Will you give the material below again, every line exactly as it is?
--- Begin STORED RECORDS ---
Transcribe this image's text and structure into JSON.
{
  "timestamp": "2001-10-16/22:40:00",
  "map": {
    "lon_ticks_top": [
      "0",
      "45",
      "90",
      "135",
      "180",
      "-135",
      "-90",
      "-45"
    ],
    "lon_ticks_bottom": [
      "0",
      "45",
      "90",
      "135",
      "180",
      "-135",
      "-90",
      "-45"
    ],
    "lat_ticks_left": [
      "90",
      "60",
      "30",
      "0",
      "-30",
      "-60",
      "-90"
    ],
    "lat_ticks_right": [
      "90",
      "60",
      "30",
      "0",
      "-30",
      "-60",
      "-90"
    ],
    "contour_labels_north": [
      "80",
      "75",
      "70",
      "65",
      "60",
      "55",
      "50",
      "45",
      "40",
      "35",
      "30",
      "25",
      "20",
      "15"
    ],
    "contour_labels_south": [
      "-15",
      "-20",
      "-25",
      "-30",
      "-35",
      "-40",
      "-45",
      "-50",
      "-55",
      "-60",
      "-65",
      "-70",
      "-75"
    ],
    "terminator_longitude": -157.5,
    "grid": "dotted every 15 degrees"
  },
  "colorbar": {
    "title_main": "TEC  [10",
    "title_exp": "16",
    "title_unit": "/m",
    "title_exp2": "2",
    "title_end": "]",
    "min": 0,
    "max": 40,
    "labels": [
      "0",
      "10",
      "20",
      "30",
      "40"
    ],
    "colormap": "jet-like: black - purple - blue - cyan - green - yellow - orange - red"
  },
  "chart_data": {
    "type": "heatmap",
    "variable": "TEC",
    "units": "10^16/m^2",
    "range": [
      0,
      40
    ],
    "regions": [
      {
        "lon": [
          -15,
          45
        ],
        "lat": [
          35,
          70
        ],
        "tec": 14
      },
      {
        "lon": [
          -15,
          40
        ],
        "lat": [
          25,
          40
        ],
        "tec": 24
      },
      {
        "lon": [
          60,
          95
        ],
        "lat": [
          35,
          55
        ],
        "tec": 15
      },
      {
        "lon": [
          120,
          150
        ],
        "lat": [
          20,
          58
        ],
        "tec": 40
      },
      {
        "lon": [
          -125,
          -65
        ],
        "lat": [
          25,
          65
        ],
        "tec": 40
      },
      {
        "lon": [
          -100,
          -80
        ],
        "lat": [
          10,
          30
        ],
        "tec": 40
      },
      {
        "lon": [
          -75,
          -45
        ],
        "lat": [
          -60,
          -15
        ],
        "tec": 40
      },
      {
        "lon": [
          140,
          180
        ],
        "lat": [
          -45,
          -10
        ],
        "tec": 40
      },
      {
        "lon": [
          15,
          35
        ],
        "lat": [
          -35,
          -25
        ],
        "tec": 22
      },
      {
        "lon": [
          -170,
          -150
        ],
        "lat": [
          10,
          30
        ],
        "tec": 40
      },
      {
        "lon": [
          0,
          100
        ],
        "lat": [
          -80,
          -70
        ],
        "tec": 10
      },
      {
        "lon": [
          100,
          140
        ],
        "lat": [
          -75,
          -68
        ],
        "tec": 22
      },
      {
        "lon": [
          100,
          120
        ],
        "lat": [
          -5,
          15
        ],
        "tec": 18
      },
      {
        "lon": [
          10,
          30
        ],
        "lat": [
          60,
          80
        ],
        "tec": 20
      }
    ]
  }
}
--- End STORED RECORDS ---
▸ FINAL RESULT
Transcribe this image's text and structure into JSON.
{
  "timestamp": "2001-10-16/22:40:00",
  "map": {
    "lon_ticks_top": [
      "0",
      "45",
      "90",
      "135",
      "180",
      "-135",
      "-90",
      "-45"
    ],
    "lon_ticks_bottom": [
      "0",
      "45",
      "90",
      "135",
      "180",
      "-135",
      "-90",
      "-45"
    ],
    "lat_ticks_left": [
      "90",
      "60",
      "30",
      "0",
      "-30",
      "-60",
      "-90"
    ],
    "lat_ticks_right": [
      "90",
      "60",
      "30",
      "0",
      "-30",
      "-60",
      "-90"
    ],
    "contour_labels_north": [
      "80",
      "75",
      "70",
      "65",
      "60",
      "55",
      "50",
      "45",
      "40",
      "35",
      "30",
      "25",
      "20",
      "15"
    ],
    "contour_labels_south": [
      "-15",
      "-20",
      "-25",
      "-30",
      "-35",
      "-40",
      "-45",
      "-50",
      "-55",
      "-60",
      "-65",
      "-70",
      "-75"
    ],
    "terminator_longitude": -157.5,
    "grid": "dotted every 15 degrees"
  },
  "colorbar": {
    "title_main": "TEC  [10",
    "title_exp": "16",
    "title_unit": "/m",
    "title_exp2": "2",
    "title_end": "]",
    "min": 0,
    "max": 40,
    "labels": [
      "0",
      "10",
      "20",
      "30",
      "40"
    ],
    "colormap": "jet-like: black - purple - blue - cyan - green - yellow - orange - red"
  },
  "chart_data": {
    "type": "heatmap",
    "variable": "TEC",
    "units": "10^16/m^2",
    "range": [
      0,
      40
    ],
    "regions": [
      {
        "lon": [
          -15,
          45
        ],
        "lat": [
          35,
          70
        ],
        "tec": 14
      },
      {
        "lon": [
          -15,
          40
        ],
        "lat": [
          25,
          40
        ],
        "tec": 24
      },
      {
        "lon": [
          60,
          95
        ],
        "lat": [
          35,
          55
        ],
        "tec": 15
      },
      {
        "lon": [
          120,
          150
        ],
        "lat": [
          20,
          58
        ],
        "tec": 40
      },
      {
        "lon": [
          -125,
          -65
        ],
        "lat": [
          25,
          65
        ],
        "tec": 40
      },
      {
        "lon": [
          -100,
          -80
        ],
        "lat": [
          10,
          30
        ],
        "tec": 40
      },
      {
        "lon": [
          -75,
          -45
        ],
        "lat": [
          -60,
          -15
        ],
        "tec": 40
      },
      {
        "lon": [
          140,
          180
        ],
        "lat": [
          -45,
          -10
        ],
        "tec": 40
      },
      {
        "lon": [
          15,
          35
        ],
        "lat": [
          -35,
          -25
        ],
        "tec": 22
      },
      {
        "lon": [
          -170,
          -150
        ],
        "lat": [
          10,
          30
        ],
        "tec": 40
      },
      {
        "lon": [
          0,
          100
        ],
        "lat": [
          -80,
          -70
        ],
        "tec": 10
      },
      {
        "lon": [
          100,
          140
        ],
        "lat": [
          -75,
          -68
        ],
        "tec": 22
      },
      {
        "lon": [
          100,
          120
        ],
        "lat": [
          -5,
          15
        ],
        "tec": 18
      },
      {
        "lon": [
          10,
          30
        ],
        "lat": [
          60,
          80
        ],
        "tec": 20
      }
    ]
  }
}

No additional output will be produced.